» **WHAT IS EXPECTED**: Give back the full listing, character for character, with no pictures.

» **DATASET CONTENT**:
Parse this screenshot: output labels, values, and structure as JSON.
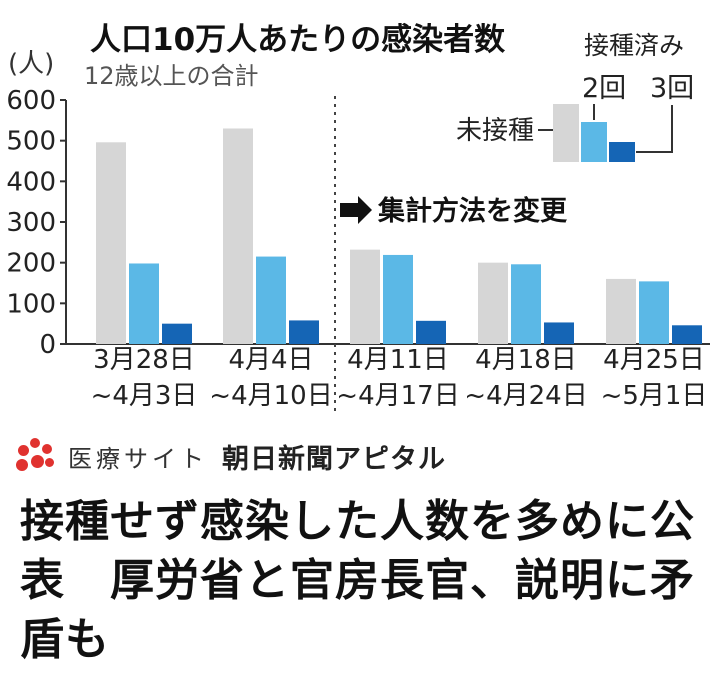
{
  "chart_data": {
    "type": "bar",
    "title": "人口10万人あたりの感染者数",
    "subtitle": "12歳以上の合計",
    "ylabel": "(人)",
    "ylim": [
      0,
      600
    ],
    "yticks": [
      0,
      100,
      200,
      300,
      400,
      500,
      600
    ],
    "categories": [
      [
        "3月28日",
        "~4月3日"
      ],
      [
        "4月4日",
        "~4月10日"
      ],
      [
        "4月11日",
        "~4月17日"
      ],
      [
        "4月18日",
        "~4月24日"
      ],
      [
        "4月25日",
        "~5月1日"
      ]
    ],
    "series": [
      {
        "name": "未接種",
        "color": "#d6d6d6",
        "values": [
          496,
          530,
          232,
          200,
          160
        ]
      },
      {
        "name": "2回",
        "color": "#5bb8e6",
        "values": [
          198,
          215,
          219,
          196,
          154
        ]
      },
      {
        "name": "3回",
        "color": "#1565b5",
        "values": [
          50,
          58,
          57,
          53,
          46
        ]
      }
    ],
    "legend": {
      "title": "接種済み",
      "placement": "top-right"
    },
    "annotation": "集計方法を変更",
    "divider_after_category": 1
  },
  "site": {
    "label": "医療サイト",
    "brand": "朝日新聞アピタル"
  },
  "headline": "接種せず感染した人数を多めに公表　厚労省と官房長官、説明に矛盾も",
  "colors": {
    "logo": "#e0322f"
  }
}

» **SOLUTION TO THE PROBLEM**:
Parse this screenshot: output labels, values, and structure as JSON.
{
  "chart_data": {
    "type": "bar",
    "title": "人口10万人あたりの感染者数",
    "subtitle": "12歳以上の合計",
    "ylabel": "(人)",
    "ylim": [
      0,
      600
    ],
    "yticks": [
      0,
      100,
      200,
      300,
      400,
      500,
      600
    ],
    "categories": [
      [
        "3月28日",
        "~4月3日"
      ],
      [
        "4月4日",
        "~4月10日"
      ],
      [
        "4月11日",
        "~4月17日"
      ],
      [
        "4月18日",
        "~4月24日"
      ],
      [
        "4月25日",
        "~5月1日"
      ]
    ],
    "series": [
      {
        "name": "未接種",
        "color": "#d6d6d6",
        "values": [
          496,
          530,
          232,
          200,
          160
        ]
      },
      {
        "name": "2回",
        "color": "#5bb8e6",
        "values": [
          198,
          215,
          219,
          196,
          154
        ]
      },
      {
        "name": "3回",
        "color": "#1565b5",
        "values": [
          50,
          58,
          57,
          53,
          46
        ]
      }
    ],
    "legend": {
      "title": "接種済み",
      "placement": "top-right"
    },
    "annotation": "集計方法を変更",
    "divider_after_category": 1
  },
  "site": {
    "label": "医療サイト",
    "brand": "朝日新聞アピタル"
  },
  "headline": "接種せず感染した人数を多めに公表　厚労省と官房長官、説明に矛盾も",
  "colors": {
    "logo": "#e0322f"
  }
}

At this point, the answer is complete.